* begin *
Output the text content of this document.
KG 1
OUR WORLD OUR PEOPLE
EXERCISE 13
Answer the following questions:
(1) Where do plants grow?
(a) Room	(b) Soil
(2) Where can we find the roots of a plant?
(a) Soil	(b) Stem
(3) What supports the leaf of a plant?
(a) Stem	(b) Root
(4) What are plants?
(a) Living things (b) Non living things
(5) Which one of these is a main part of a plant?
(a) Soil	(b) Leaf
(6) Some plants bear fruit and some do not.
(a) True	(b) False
* end *
* begin *
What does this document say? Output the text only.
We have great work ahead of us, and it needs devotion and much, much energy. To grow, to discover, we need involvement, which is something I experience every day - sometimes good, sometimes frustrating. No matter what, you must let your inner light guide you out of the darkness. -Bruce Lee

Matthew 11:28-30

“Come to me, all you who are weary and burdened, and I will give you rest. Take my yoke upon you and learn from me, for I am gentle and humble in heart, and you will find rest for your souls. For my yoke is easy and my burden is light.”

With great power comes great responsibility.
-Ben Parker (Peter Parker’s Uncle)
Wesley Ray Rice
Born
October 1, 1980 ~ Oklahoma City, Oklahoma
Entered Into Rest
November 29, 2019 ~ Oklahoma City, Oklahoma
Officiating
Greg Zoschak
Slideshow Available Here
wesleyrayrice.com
* end *
Gather from the data above every line with the string "this".

Output the text content of this document.
What does this document say? Output the text only.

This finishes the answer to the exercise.